* Given request *
Which rows below contain the string "value"? Pick out each one and copy it whole, matching upper- and lowercase letters.

* Data for the task *
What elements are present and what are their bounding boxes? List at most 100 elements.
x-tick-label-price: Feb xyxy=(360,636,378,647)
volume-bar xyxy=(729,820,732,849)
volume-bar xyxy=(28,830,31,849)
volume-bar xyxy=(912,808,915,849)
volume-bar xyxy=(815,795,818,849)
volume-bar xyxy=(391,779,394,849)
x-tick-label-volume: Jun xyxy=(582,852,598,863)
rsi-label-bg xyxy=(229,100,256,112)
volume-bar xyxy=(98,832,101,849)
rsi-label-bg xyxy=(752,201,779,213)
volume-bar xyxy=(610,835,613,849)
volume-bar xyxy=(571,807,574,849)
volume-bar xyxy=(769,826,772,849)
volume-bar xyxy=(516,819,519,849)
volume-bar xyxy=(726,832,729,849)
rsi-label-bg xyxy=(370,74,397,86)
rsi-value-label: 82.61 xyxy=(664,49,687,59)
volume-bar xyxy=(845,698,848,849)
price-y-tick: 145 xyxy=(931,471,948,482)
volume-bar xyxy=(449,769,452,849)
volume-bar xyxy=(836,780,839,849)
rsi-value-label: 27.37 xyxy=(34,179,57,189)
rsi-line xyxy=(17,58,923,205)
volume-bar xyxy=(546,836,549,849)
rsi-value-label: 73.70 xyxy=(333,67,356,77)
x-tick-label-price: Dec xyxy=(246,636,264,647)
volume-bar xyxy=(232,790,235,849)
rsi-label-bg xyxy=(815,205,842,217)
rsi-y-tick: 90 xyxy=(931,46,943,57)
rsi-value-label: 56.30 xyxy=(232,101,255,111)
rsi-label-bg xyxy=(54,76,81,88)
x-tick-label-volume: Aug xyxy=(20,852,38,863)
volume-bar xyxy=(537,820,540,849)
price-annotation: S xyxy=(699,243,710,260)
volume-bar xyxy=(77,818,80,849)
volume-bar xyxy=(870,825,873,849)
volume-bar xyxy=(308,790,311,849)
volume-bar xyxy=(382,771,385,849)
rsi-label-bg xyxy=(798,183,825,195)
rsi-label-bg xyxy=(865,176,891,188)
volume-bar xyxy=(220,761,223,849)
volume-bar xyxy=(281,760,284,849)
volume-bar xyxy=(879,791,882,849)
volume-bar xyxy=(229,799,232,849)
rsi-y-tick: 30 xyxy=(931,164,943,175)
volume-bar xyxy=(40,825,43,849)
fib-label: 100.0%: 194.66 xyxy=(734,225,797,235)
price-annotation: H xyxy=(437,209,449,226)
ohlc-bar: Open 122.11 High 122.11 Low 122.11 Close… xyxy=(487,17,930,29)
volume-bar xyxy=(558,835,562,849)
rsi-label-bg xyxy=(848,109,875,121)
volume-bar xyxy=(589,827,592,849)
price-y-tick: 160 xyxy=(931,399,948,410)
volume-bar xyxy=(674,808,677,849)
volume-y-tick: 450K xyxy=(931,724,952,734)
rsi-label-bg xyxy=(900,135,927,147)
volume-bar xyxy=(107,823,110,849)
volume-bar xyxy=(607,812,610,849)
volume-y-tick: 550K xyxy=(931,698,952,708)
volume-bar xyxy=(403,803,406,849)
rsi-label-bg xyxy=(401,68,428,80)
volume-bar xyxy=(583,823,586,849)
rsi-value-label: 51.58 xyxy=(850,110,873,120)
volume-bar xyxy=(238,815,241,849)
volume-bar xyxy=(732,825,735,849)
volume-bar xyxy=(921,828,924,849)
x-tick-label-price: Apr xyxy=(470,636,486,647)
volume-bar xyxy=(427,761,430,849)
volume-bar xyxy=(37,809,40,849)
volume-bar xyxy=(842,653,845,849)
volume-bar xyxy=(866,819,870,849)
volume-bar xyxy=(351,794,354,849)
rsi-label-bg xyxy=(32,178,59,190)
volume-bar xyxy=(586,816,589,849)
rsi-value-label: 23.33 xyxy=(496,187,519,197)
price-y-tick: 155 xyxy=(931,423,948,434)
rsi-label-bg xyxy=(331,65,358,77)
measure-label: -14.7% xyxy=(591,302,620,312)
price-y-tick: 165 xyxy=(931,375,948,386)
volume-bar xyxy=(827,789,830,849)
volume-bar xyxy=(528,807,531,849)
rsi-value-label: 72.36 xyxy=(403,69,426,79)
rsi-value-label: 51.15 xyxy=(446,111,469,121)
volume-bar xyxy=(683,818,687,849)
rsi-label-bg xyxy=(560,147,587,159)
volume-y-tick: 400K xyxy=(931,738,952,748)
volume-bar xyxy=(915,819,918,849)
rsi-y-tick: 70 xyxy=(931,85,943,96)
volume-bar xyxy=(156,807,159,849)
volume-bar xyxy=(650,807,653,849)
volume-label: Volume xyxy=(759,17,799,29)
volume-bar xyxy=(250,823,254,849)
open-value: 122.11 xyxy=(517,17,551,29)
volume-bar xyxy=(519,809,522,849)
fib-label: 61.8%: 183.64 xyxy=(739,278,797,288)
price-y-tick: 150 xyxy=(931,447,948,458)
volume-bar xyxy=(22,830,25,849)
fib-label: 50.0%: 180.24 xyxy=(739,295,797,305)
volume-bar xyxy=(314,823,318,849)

* Result for this exercise *
rsi-value-label: 82.61 xyxy=(664,49,687,59)
rsi-value-label: 27.37 xyxy=(34,179,57,189)
rsi-value-label: 73.70 xyxy=(333,67,356,77)
rsi-value-label: 56.30 xyxy=(232,101,255,111)
rsi-value-label: 51.58 xyxy=(850,110,873,120)
rsi-value-label: 23.33 xyxy=(496,187,519,197)
rsi-value-label: 72.36 xyxy=(403,69,426,79)
rsi-value-label: 51.15 xyxy=(446,111,469,121)
open-value: 122.11 xyxy=(517,17,551,29)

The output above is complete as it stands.